# Stated task
Find how many lines of the listing include the string "MBBS", and report only that figure.

# Collection entries

[Start]

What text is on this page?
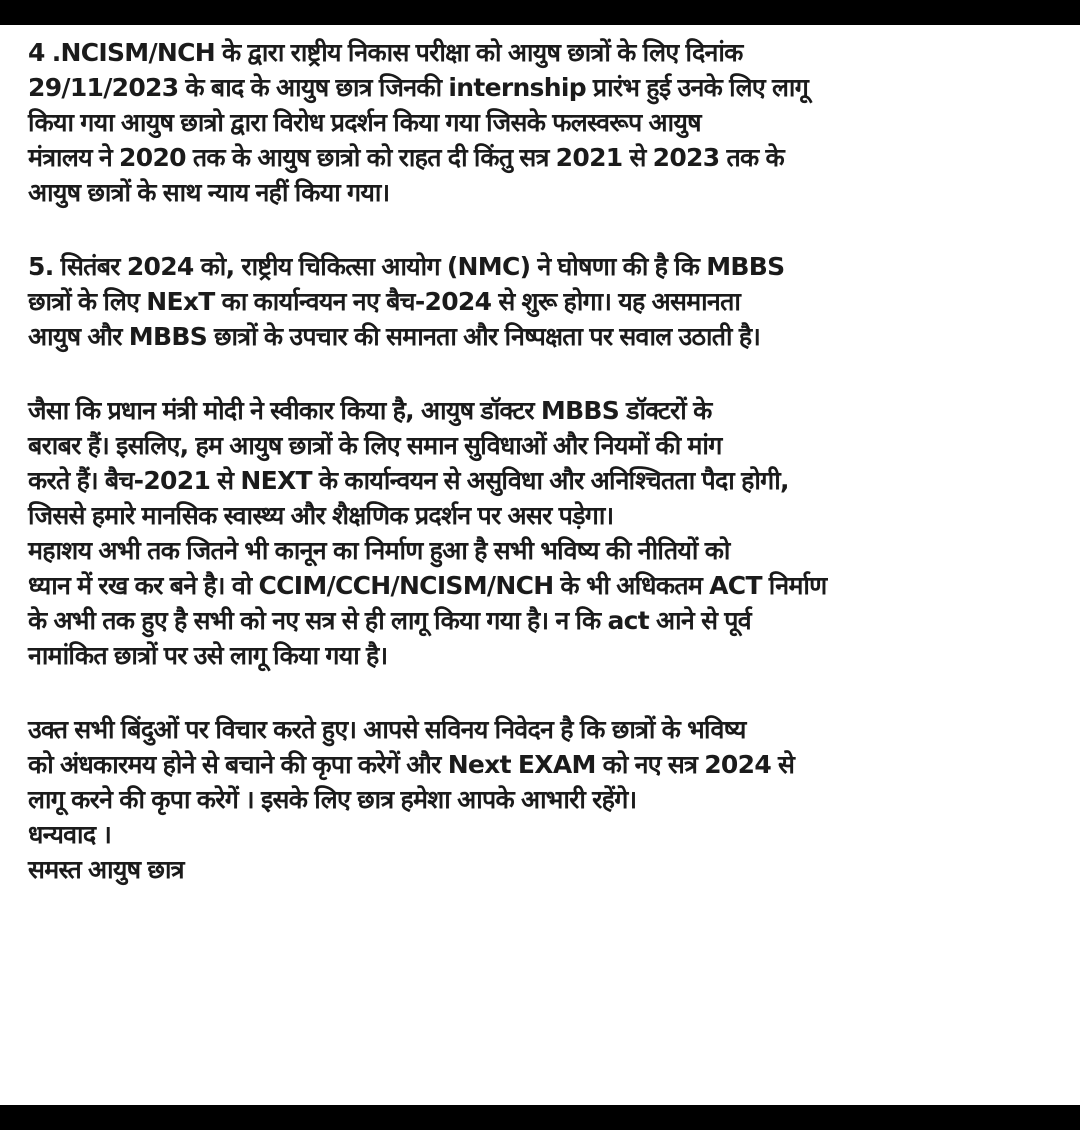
4 .NCISM/NCH के द्वारा राष्ट्रीय निकास परीक्षा को आयुष छात्रों के लिए दिनांक
29/11/2023 के बाद के आयुष छात्र जिनकी internship प्रारंभ हुई उनके लिए लागू
किया गया आयुष छात्रो द्वारा विरोध प्रदर्शन किया गया जिसके फलस्वरूप आयुष
मंत्रालय ने 2020 तक के आयुष छात्रो को राहत दी किंतु सत्र 2021 से 2023 तक के
आयुष छात्रों के साथ न्याय नहीं किया गया।
5. सितंबर 2024 को, राष्ट्रीय चिकित्सा आयोग (NMC) ने घोषणा की है कि MBBS
छात्रों के लिए NExT का कार्यान्वयन नए बैच-2024 से शुरू होगा। यह असमानता
आयुष और MBBS छात्रों के उपचार की समानता और निष्पक्षता पर सवाल उठाती है।
जैसा कि प्रधान मंत्री मोदी ने स्वीकार किया है, आयुष डॉक्टर MBBS डॉक्टरों के
बराबर हैं। इसलिए, हम आयुष छात्रों के लिए समान सुविधाओं और नियमों की मांग
करते हैं। बैच-2021 से NEXT के कार्यान्वयन से असुविधा और अनिश्चितता पैदा होगी,
जिससे हमारे मानसिक स्वास्थ्य और शैक्षणिक प्रदर्शन पर असर पड़ेगा।
महाशय अभी तक जितने भी कानून का निर्माण हुआ है सभी भविष्य की नीतियों को
ध्यान में रख कर बने है। वो CCIM/CCH/NCISM/NCH के भी अधिकतम ACT निर्माण
के अभी तक हुए है सभी को नए सत्र से ही लागू किया गया है। न कि act आने से पूर्व
नामांकित छात्रों पर उसे लागू किया गया है।
उक्त सभी बिंदुओं पर विचार करते हुए। आपसे सविनय निवेदन है कि छात्रों के भविष्य
को अंधकारमय होने से बचाने की कृपा करेगें और Next EXAM को नए सत्र 2024 से
लागू करने की कृपा करेगें । इसके लिए छात्र हमेशा आपके आभारी रहेंगे।
धन्यवाद ।
समस्त आयुष छात्र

[End]

# Written solution
3